SET TASK
Set out every line of each row below as a numbered list, skipping blank lines and leaving out the pictures.

EXERCISE MATERIALS
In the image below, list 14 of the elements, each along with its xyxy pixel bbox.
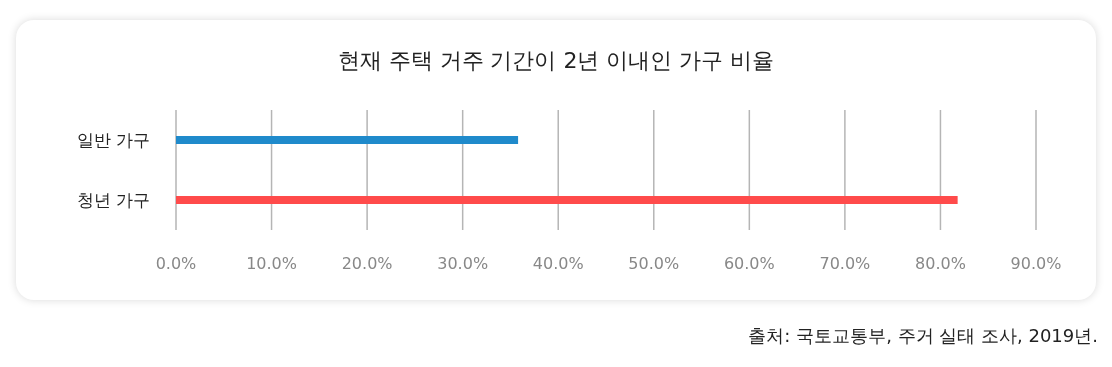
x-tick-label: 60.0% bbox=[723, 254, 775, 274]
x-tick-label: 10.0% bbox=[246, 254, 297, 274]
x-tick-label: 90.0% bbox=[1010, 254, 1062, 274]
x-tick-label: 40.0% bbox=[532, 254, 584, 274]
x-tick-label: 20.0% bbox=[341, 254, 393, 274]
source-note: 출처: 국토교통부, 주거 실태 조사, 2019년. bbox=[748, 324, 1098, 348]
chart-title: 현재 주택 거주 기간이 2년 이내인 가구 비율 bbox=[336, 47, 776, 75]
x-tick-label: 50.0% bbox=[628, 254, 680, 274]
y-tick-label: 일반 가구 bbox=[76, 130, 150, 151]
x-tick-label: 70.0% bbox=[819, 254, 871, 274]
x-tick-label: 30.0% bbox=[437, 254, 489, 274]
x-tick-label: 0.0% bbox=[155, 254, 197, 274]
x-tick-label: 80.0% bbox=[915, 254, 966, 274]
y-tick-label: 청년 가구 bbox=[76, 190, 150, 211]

EXERCISE ANSWER
1. In the image below, list 14 of the elements, each along with its xyxy pixel bbox.
2. x-tick-label: 60.0% bbox=[723, 254, 775, 274]
3. x-tick-label: 10.0% bbox=[246, 254, 297, 274]
4. x-tick-label: 90.0% bbox=[1010, 254, 1062, 274]
5. x-tick-label: 40.0% bbox=[532, 254, 584, 274]
6. x-tick-label: 20.0% bbox=[341, 254, 393, 274]
7. source-note: 출처: 국토교통부, 주거 실태 조사, 2019년. bbox=[748, 324, 1098, 348]
8. chart-title: 현재 주택 거주 기간이 2년 이내인 가구 비율 bbox=[336, 47, 776, 75]
9. x-tick-label: 50.0% bbox=[628, 254, 680, 274]
10. y-tick-label: 일반 가구 bbox=[76, 130, 150, 151]
11. x-tick-label: 70.0% bbox=[819, 254, 871, 274]
12. x-tick-label: 30.0% bbox=[437, 254, 489, 274]
13. x-tick-label: 0.0% bbox=[155, 254, 197, 274]
14. x-tick-label: 80.0% bbox=[915, 254, 966, 274]
15. y-tick-label: 청년 가구 bbox=[76, 190, 150, 211]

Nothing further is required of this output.